## Begin

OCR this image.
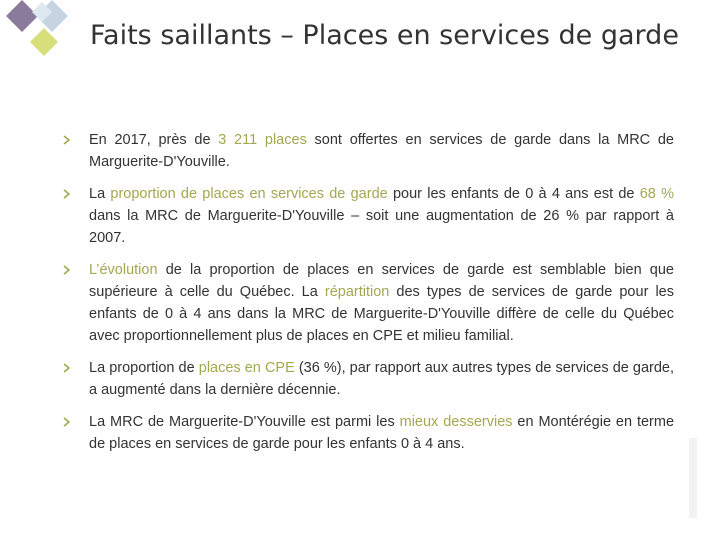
Faits saillants – Places en services de garde
En 2017, près de 3 211 places sont offertes en services de garde dans la MRC de Marguerite-D'Youville.
La proportion de places en services de garde pour les enfants de 0 à 4 ans est de 68 % dans la MRC de Marguerite-D'Youville – soit une augmentation de 26 % par rapport à 2007.
L’évolution de la proportion de places en services de garde est semblable bien que supérieure à celle du Québec. La répartition des types de services de garde pour les enfants de 0 à 4 ans dans la MRC de Marguerite-D'Youville diffère de celle du Québec avec proportionnellement plus de places en CPE et milieu familial.
La proportion de places en CPE (36 %), par rapport aux autres types de services de garde, a augmenté dans la dernière décennie.
La MRC de Marguerite-D'Youville est parmi les mieux desservies en Montérégie en terme de places en services de garde pour les enfants 0 à 4 ans.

## End

Write the records above out again exactly, with no pictures in your copy.

__Full solution__
OCR this image.
Faits saillants – Places en services de garde
En 2017, près de 3 211 places sont offertes en services de garde dans la MRC de Marguerite-D'Youville.
La proportion de places en services de garde pour les enfants de 0 à 4 ans est de 68 % dans la MRC de Marguerite-D'Youville – soit une augmentation de 26 % par rapport à 2007.
L’évolution de la proportion de places en services de garde est semblable bien que supérieure à celle du Québec. La répartition des types de services de garde pour les enfants de 0 à 4 ans dans la MRC de Marguerite-D'Youville diffère de celle du Québec avec proportionnellement plus de places en CPE et milieu familial.
La proportion de places en CPE (36 %), par rapport aux autres types de services de garde, a augmenté dans la dernière décennie.
La MRC de Marguerite-D'Youville est parmi les mieux desservies en Montérégie en terme de places en services de garde pour les enfants 0 à 4 ans.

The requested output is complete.